Exercise
Draw out every line with the word "Papertrans" from the listing below.

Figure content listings
[start]
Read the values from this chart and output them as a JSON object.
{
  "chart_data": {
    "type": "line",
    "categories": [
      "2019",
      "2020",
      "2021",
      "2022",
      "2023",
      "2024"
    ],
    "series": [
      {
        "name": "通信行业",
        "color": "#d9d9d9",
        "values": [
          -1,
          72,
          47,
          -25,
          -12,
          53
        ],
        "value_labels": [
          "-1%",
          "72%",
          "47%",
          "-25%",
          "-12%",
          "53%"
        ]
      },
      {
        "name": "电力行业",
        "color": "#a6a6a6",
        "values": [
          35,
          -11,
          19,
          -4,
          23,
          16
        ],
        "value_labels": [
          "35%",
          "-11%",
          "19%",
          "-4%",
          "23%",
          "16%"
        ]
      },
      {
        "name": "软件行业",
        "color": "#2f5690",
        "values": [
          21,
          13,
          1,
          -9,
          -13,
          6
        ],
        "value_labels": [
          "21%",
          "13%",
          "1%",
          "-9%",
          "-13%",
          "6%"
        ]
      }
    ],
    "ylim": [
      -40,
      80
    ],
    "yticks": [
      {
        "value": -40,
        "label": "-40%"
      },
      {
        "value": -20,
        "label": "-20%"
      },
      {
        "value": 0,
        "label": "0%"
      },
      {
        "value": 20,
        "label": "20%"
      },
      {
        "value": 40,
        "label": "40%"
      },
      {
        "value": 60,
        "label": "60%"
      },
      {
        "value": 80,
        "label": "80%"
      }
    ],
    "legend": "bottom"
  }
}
[end]
[start]
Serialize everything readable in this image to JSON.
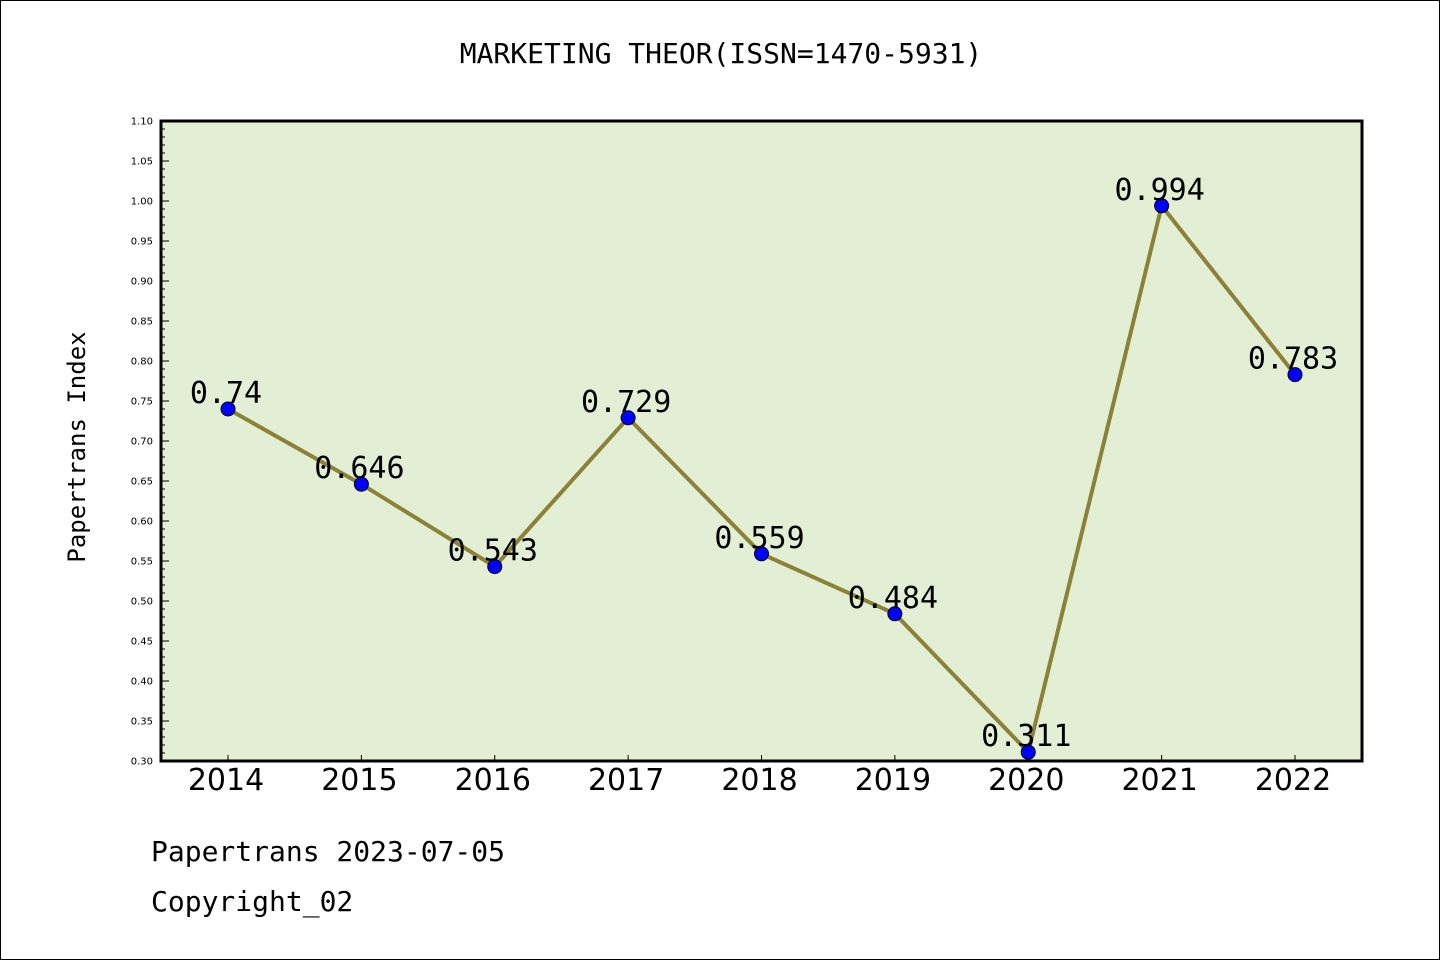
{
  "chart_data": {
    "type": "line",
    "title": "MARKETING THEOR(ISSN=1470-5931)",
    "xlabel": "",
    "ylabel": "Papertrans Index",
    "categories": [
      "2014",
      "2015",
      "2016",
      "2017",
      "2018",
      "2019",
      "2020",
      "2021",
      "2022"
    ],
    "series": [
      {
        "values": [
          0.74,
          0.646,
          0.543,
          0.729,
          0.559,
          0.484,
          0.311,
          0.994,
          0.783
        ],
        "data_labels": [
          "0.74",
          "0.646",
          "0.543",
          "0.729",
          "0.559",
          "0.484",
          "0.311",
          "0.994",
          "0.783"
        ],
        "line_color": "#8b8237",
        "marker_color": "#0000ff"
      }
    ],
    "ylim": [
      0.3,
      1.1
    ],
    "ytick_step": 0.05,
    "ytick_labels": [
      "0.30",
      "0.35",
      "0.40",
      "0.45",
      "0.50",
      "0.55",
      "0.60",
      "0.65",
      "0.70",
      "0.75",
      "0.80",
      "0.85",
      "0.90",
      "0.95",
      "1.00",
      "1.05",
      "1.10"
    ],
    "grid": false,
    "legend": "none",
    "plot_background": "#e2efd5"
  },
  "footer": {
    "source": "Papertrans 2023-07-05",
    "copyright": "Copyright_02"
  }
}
[end]
Final result
    "ylabel": "Papertrans Index",
    "source": "Papertrans 2023-07-05",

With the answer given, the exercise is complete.